- [TEXT EXCERPT]
If your case against religion is so strong why are we continually treated to propaganda?

asherf said...

UberGenius: I am throughly confused by your post. It's quite mixed up. His case against religion: He has it. Religion being used as a way to forcefully enact specific ideas into law. You also have something against religion by the way, just a specific one - Islam. You appear to have bias unlike Wells it would appear.

Wells states he would like the Christians and the Muslims to renounce their religious laws that contradict the constitution. This is renouncing particular laws of practice, not the Deistic belief that a God created people so your point about the Founding Fathers is conflating issues and quite a few founding fathers were also open to doubt that a God existed, they were agnostic believers not so strongly sure. Deist does not default to the Christian God Yahweh necessarily. Deist is not Biblical necessarily, so Wells being against a President renouncing certain Biblical ways is fine and accurate.

At no point did Wells say anything about sharia law not being offensive, in fact he agrees it should be renounced. You really shouldn't betray yourself by going off on one into 'What if the Taliban take over a region'. I don't see anything about him claiming it as bigotry either. Biblical laws should be offensive as well: the Bible has some very heinous elements.

I do not know of a President being so theocratic, however I do see other politicians in various other positions in the USA use their religion as an excuse to remove liberty. How have you not noticed? I see apparent Christian morals used to defend the exclusion of and mistreatment of LGBT persons, proposed anti-abortion laws messing women around (to ridiculous levels: personhood at fertilisation). Sorry, USA, your reputation is awful with this. You realise how bonkers this seems to many people of other nationalities. Oh, and states that have those intervene in science education because it is against their religious sensibilities (Evolution, remember that old chestnut?). Of course they cherry-pick, they want it their way. Adultery isn't focussed much on but people get on their high horses about Euthanasia. Teach abstinence instead of proper sexual education? Why have certain states banned books? That's censorship and restricting education.

- [WORK REQUEST 1] In the comment by asherf, which religion is UberGenius said to have something against?
- [WORK REQUEST 2] Quote the comment from "asherf said..." up to and including "it would appear.".
The items have nothing to do with the comment above.

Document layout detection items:
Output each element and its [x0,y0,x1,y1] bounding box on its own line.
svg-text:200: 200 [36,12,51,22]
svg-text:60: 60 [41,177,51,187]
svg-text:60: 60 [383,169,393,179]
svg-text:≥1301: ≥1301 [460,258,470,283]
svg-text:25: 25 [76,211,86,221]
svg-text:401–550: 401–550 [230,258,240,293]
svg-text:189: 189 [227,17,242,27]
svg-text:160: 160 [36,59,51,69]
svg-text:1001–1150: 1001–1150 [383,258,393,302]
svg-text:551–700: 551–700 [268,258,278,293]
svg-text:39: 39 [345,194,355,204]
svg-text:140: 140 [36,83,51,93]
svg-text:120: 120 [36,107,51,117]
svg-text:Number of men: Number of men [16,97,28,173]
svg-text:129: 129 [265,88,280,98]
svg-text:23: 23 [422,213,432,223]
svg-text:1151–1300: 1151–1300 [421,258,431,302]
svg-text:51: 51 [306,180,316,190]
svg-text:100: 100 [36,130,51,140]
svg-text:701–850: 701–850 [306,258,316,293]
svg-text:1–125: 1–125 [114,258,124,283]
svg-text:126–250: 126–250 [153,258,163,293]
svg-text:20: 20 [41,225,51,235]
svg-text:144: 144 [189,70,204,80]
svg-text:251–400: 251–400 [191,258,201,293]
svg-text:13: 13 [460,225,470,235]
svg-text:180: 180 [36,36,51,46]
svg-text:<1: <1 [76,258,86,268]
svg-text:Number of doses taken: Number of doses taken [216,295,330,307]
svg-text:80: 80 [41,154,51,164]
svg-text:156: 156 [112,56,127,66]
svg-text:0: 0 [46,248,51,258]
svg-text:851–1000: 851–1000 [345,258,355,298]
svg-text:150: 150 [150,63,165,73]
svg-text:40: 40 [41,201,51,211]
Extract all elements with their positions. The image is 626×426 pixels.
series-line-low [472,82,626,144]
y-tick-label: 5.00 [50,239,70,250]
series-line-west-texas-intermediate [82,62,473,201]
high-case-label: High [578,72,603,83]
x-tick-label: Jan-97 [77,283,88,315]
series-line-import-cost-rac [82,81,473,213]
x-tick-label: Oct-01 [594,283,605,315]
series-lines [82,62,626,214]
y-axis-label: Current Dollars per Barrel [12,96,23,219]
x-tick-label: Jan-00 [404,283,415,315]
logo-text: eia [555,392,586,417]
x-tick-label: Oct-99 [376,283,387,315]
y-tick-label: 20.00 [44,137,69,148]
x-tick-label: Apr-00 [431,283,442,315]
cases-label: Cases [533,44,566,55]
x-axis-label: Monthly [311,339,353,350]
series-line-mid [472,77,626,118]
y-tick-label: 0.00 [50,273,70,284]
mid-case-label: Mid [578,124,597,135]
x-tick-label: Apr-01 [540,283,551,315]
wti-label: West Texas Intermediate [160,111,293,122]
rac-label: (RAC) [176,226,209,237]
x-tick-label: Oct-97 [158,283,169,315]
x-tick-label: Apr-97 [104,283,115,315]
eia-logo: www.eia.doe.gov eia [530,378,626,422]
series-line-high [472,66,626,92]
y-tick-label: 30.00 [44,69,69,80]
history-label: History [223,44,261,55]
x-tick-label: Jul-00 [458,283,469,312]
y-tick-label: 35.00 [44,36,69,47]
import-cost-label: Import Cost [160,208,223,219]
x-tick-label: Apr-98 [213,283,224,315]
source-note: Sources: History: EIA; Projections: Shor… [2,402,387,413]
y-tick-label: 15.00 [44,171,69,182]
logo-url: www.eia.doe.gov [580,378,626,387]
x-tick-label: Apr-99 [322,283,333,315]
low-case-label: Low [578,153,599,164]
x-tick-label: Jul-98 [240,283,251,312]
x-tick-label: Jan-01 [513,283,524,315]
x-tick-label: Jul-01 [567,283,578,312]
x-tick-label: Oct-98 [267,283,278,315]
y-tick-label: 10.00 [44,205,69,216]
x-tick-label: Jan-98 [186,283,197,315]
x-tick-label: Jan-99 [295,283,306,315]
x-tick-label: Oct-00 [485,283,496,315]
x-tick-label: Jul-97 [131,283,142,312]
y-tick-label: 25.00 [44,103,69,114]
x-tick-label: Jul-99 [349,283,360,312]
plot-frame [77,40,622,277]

- [OUTPUT 1] Islam.

- [OUTPUT 2]
asherf said...

UberGenius: I am throughly confused by your post. It's quite mixed up. His case against religion: He has it. Religion being used as a way to forcefully enact specific ideas into law. You also have something against religion by the way, just a specific one - Islam. You appear to have bias unlike Wells it would appear.